## BEGIN Data to process

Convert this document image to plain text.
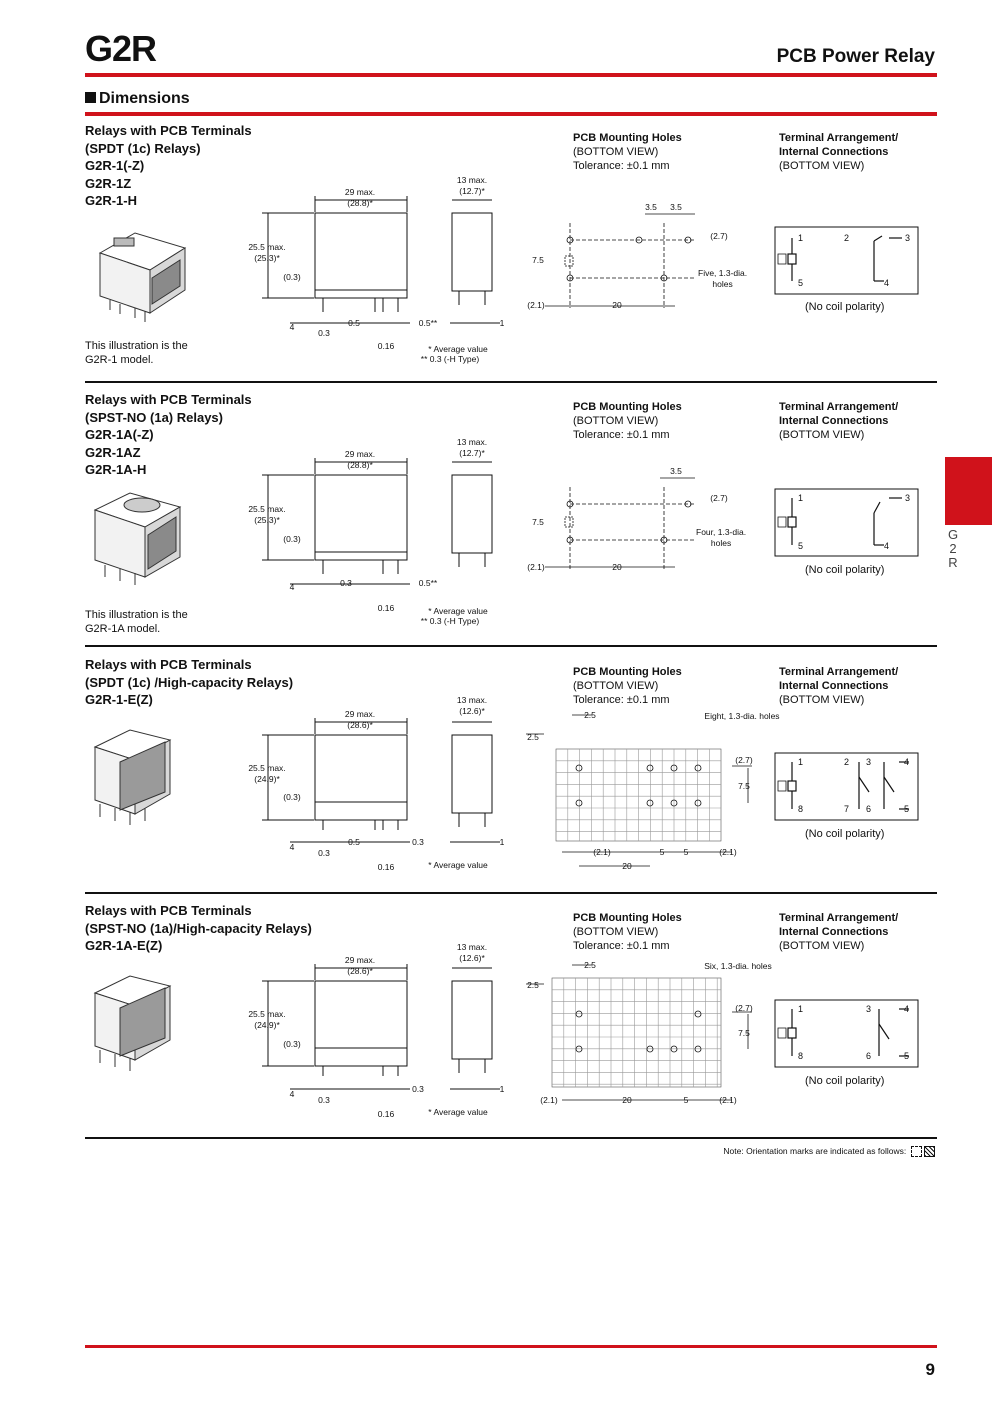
G2R	PCB Power Relay
Dimensions
G
2
R
Relays with PCB Terminals
(SPDT (1c) Relays)
G2R-1(-Z)
G2R-1Z
G2R-1-H
This illustration is the
G2R-1 model.
29 max.
(28.8)*
25.5 max.
(25.3)*
13 max.
(12.7)*
(0.3)
4
0.3
0.5	0.5**
0.16
1
* Average value
** 0.3 (-H Type)
PCB Mounting Holes
(BOTTOM VIEW)
Tolerance: ±0.1 mm
3.5 3.5
(2.7)
7.5
(2.1)	20
Five, 1.3-dia.
holes
Terminal Arrangement/
Internal Connections
(BOTTOM VIEW)
1	2	3
5	4
(No coil polarity)
Relays with PCB Terminals
(SPST-NO (1a) Relays)
G2R-1A(-Z)
G2R-1AZ
G2R-1A-H
This illustration is the
G2R-1A model.
29 max.
(28.8)*
25.5 max.
(25.3)*
13 max.
(12.7)*
(0.3)
4	0.3	0.5**
0.16	* Average value
** 0.3 (-H Type)
PCB Mounting Holes
(BOTTOM VIEW)
Tolerance: ±0.1 mm
3.5
(2.7)
7.5
(2.1)	20
Four, 1.3-dia.
holes
Terminal Arrangement/
Internal Connections
(BOTTOM VIEW)
1	3
5	4
(No coil polarity)
Relays with PCB Terminals
(SPDT (1c) /High-capacity Relays)
G2R-1-E(Z)
29 max.
(28.6)*
25.5 max.
(24.9)*
13 max.
(12.6)*
(0.3)
4
0.3
0.5	0.3
0.16
1
* Average value
PCB Mounting Holes
(BOTTOM VIEW)
Tolerance: ±0.1 mm
2.5
2.5
(2.7)
7.5
(2.1)	5 5	(2.1)
20
Eight, 1.3-dia. holes
Terminal Arrangement/
Internal Connections
(BOTTOM VIEW)
1	2 3	4
8	7 6	5
(No coil polarity)
Relays with PCB Terminals
(SPST-NO (1a)/High-capacity Relays)
G2R-1A-E(Z)
29 max.
(28.6)*
25.5 max.
(24.9)*
13 max.
(12.6)*
(0.3)
4
0.3
0.3
0.16
1
* Average value
PCB Mounting Holes
(BOTTOM VIEW)
Tolerance: ±0.1 mm
2.5
2.5
(2.7)
7.5
(2.1)	20	5	(2.1)
Six, 1.3-dia. holes
Terminal Arrangement/
Internal Connections
(BOTTOM VIEW)
1	3	4
8	6	5
(No coil polarity)
Note: Orientation marks are indicated as follows:
9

## END Data to process

Make an exact copy of the whole listing, but don't bring over any pictures.

**Response for this exercise**
Convert this document image to plain text.
G2R	PCB Power Relay
Dimensions
G
2
R
Relays with PCB Terminals
(SPDT (1c) Relays)
G2R-1(-Z)
G2R-1Z
G2R-1-H
This illustration is the
G2R-1 model.
29 max.
(28.8)*
25.5 max.
(25.3)*
13 max.
(12.7)*
(0.3)
4
0.3
0.5	0.5**
0.16
1
* Average value
** 0.3 (-H Type)
PCB Mounting Holes
(BOTTOM VIEW)
Tolerance: ±0.1 mm
3.5 3.5
(2.7)
7.5
(2.1)	20
Five, 1.3-dia.
holes
Terminal Arrangement/
Internal Connections
(BOTTOM VIEW)
1	2	3
5	4
(No coil polarity)
Relays with PCB Terminals
(SPST-NO (1a) Relays)
G2R-1A(-Z)
G2R-1AZ
G2R-1A-H
This illustration is the
G2R-1A model.
29 max.
(28.8)*
25.5 max.
(25.3)*
13 max.
(12.7)*
(0.3)
4	0.3	0.5**
0.16	* Average value
** 0.3 (-H Type)
PCB Mounting Holes
(BOTTOM VIEW)
Tolerance: ±0.1 mm
3.5
(2.7)
7.5
(2.1)	20
Four, 1.3-dia.
holes
Terminal Arrangement/
Internal Connections
(BOTTOM VIEW)
1	3
5	4
(No coil polarity)
Relays with PCB Terminals
(SPDT (1c) /High-capacity Relays)
G2R-1-E(Z)
29 max.
(28.6)*
25.5 max.
(24.9)*
13 max.
(12.6)*
(0.3)
4
0.3
0.5	0.3
0.16
1
* Average value
PCB Mounting Holes
(BOTTOM VIEW)
Tolerance: ±0.1 mm
2.5
2.5
(2.7)
7.5
(2.1)	5 5	(2.1)
20
Eight, 1.3-dia. holes
Terminal Arrangement/
Internal Connections
(BOTTOM VIEW)
1	2 3	4
8	7 6	5
(No coil polarity)
Relays with PCB Terminals
(SPST-NO (1a)/High-capacity Relays)
G2R-1A-E(Z)
29 max.
(28.6)*
25.5 max.
(24.9)*
13 max.
(12.6)*
(0.3)
4
0.3
0.3
0.16
1
* Average value
PCB Mounting Holes
(BOTTOM VIEW)
Tolerance: ±0.1 mm
2.5
2.5
(2.7)
7.5
(2.1)	20	5	(2.1)
Six, 1.3-dia. holes
Terminal Arrangement/
Internal Connections
(BOTTOM VIEW)
1	3	4
8	6	5
(No coil polarity)
Note: Orientation marks are indicated as follows:
9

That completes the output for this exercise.